Step -1: Apply PVA glue to base and dunk in sand – I actually dislike most sand sold for model basing, as the grains are too regular in size. I use sand from outdoors, with a grain mix like this photo, baked at 400 degrees to sterilize and dry it. From browsing online, this seems like one of the best options. Alternatively you can buy two different hobby sands of different grain size and mix them… if you’re doing a whole army, you’ll likely need two containers anyway!
Step 0: Prime Krylon Flat Black Paint+Primer.
Those three were free steps, on the house, and don’t count toward your 15 basing steps. Lucky you! With those pre-steps done, we proceed to the main event.
Step 1: Vallejo Charred Brown basecoat on soil.
Step 2: Vallejo Earth drybrush on soil.
Step 3: Vallejo Desert Yellow basecoat on ruins and stone.
Step 4: Vallejo Bonewhite drybrush on ruins and stone.
Step 5: Citadel Hashut Copper basecoat on metal bits.
Step 6: Citadel Agrax Earthsade wash on ruins, stone, and metal bits.
Step 7: Vallejo Bonewhite highlights on ruins and stone.
Step 8: Citadel Hashut Copper highlight on metal bits.
Step 9: Vallejo Chainmail Silver highlight on metal bits.
Step 10: Citadel Nihilakh Oxide wash on metal bits.
Step 11: Drill a hole in the base with a pin vise and glue in plastic terrarium plants with superglue. I’m using this product on this particular base.
Step 12: Apply PVA glue to roughly 1/3 of soil, and dunk in flock/turf (I use Games Workshop Modelling Flock, which is apparently no longer available anywhere. I really spent a lot of time looking for it for you guys, I swear. Something like Woodland Scenics Scene-A-Rama Grass is probably your closest bet).
Step 13: Add tufts (with superglue) and clump foliage (with PVA glue) to taste. Adding these tiny decorations is honestly my favorite part of model-making, so savor it!
Step 14: Add several drops of PVA glue, and sprinkle on scatter foliage. I’m using Secret Weapon’s scatter foliage.
Step 15: Vallejo Black on base rim. If you pull a SRM move and use a different color that’s fine, just don’t say I didn’t warn you.
And a final look at the finished base. To go the extra mile you could paint some green splotches and streaks on the tan stone using Citadel Deathworld Forest or successive lines of Citadel Athonian Camoshade. These stone ruins are also a perfect place to have some fun and test your hand at bullet pings, frag scarring, or impact craters to give your forest a war-torn look. Additionally, there’s an endless world of different scatters/flocks/tufts available, and adding a few more dots of PVA glue and different materials will make the jungle look even more realistic. This is just a starting point, and you can dress it up as much as you like!
Additional resources for acquiring materials:
- Green Stuff World website or eBay store for an incredible selection of basing materials. Their blossom tufts in particular are great for adding a spot/contrast color to your models – my Catachan army uses yellow and white as spot colors, for example, so I use yellow and white blossom tufts to subtly carry the scheme on the bases of models that don’t otherwise use those colors.
- War World Scenics for another incredible selection, particularly for variety of fun tufts.
- Gale Force Nine Jungle Basing Kit if you want a simple “variety pack” with one click.
- Zoo Med Natural Bush collection for the best plastic plants I’ve found. Another hint: search for “terrarium” instead of “aquarium” plants, so they look like proper jungle plants instead of fish habitat.
- For small streams and puddles, Woodland Scenics Water Effects is a simple product that looks great and requires no complicated resin epoxy mixing.
Have fun and remember to ALWAYS share photos of your models. Anything else is just selfish!

* **Work task**
Quote the stretch of the jungle basing guide from "Step 10: Citadel" through "Weapon’s scatter foliage." word for word. You won't need the records for any of this.

* **Data supplied**
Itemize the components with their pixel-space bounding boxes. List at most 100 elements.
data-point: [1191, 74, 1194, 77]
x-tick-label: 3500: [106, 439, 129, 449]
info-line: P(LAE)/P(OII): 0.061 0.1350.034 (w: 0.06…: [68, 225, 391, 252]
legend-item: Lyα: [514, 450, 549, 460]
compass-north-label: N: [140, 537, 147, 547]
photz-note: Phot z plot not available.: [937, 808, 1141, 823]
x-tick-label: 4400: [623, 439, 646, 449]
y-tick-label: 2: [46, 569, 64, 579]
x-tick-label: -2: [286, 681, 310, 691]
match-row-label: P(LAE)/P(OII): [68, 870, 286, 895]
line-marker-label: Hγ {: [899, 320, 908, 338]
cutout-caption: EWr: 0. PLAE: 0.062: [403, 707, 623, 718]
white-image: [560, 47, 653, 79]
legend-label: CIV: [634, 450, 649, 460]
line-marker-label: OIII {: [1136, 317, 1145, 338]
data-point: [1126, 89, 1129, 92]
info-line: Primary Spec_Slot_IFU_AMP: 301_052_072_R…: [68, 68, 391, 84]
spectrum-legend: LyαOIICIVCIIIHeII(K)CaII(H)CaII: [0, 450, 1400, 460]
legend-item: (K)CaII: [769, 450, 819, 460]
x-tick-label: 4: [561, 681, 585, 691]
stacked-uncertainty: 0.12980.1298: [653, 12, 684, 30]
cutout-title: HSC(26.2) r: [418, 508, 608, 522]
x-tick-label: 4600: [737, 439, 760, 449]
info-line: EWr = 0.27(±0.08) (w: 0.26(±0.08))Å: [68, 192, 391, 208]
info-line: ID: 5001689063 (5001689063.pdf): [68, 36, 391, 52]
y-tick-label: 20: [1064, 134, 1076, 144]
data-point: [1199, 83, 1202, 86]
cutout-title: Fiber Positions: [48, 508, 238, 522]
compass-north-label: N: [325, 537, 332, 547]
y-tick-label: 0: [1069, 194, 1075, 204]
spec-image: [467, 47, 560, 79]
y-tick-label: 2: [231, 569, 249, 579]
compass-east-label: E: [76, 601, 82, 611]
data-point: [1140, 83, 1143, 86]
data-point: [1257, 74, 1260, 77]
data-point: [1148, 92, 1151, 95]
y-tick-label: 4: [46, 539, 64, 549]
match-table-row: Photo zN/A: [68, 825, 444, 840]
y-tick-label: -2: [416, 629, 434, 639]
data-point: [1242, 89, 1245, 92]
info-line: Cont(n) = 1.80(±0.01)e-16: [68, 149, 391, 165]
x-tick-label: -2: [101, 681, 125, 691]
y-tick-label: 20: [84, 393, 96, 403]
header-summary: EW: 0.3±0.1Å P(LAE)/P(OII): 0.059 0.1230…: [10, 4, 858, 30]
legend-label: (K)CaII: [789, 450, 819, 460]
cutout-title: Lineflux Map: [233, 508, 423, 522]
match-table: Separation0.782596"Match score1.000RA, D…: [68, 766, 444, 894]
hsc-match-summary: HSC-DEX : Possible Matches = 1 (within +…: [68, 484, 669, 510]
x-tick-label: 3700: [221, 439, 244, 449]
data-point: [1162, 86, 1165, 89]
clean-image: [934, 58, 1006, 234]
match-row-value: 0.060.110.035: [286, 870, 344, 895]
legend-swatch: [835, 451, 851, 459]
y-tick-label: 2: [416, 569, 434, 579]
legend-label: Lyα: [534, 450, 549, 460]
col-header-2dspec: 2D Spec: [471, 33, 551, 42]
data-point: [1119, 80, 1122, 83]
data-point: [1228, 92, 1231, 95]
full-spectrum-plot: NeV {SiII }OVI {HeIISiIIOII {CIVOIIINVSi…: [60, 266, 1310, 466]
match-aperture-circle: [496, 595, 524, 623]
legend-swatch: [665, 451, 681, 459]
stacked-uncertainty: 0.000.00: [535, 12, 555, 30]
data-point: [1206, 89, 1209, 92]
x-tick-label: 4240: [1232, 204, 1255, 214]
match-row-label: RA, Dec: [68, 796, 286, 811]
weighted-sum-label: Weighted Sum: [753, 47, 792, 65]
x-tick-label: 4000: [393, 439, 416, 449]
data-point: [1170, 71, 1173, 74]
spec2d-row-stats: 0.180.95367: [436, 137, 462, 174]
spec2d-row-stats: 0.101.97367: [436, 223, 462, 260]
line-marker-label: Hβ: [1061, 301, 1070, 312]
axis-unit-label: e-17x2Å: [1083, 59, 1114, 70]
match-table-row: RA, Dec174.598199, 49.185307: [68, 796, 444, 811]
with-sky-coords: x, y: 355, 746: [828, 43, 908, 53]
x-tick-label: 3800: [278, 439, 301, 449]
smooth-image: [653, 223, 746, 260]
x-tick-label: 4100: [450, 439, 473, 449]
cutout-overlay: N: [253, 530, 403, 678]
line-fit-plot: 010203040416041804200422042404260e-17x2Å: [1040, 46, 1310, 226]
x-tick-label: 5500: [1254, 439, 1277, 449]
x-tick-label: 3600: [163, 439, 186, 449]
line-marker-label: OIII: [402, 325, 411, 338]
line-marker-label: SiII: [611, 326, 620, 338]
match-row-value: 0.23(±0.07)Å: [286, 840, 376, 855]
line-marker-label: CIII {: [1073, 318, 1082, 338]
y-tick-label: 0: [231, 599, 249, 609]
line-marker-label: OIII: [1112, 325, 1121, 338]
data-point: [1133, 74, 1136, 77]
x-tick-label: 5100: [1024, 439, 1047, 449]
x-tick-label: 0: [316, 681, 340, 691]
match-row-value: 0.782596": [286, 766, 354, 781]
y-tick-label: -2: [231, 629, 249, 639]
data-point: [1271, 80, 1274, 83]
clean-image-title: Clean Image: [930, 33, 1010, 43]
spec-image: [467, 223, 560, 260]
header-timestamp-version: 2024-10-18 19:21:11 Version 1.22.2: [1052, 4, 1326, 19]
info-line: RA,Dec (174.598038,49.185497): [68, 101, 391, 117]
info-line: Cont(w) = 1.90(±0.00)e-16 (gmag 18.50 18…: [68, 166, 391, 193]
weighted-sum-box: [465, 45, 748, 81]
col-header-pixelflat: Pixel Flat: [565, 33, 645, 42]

* **Solution for this problem**
Step 10: Citadel Nihilakh Oxide wash on metal bits.
Step 11: Drill a hole in the base with a pin vise and glue in plastic terrarium plants with superglue. I’m using this product on this particular base.
Step 12: Apply PVA glue to roughly 1/3 of soil, and dunk in flock/turf (I use Games Workshop Modelling Flock, which is apparently no longer available anywhere. I really spent a lot of time looking for it for you guys, I swear. Something like Woodland Scenics Scene-A-Rama Grass is probably your closest bet).
Step 13: Add tufts (with superglue) and clump foliage (with PVA glue) to taste. Adding these tiny decorations is honestly my favorite part of model-making, so savor it!
Step 14: Add several drops of PVA glue, and sprinkle on scatter foliage. I’m using Secret Weapon’s scatter foliage.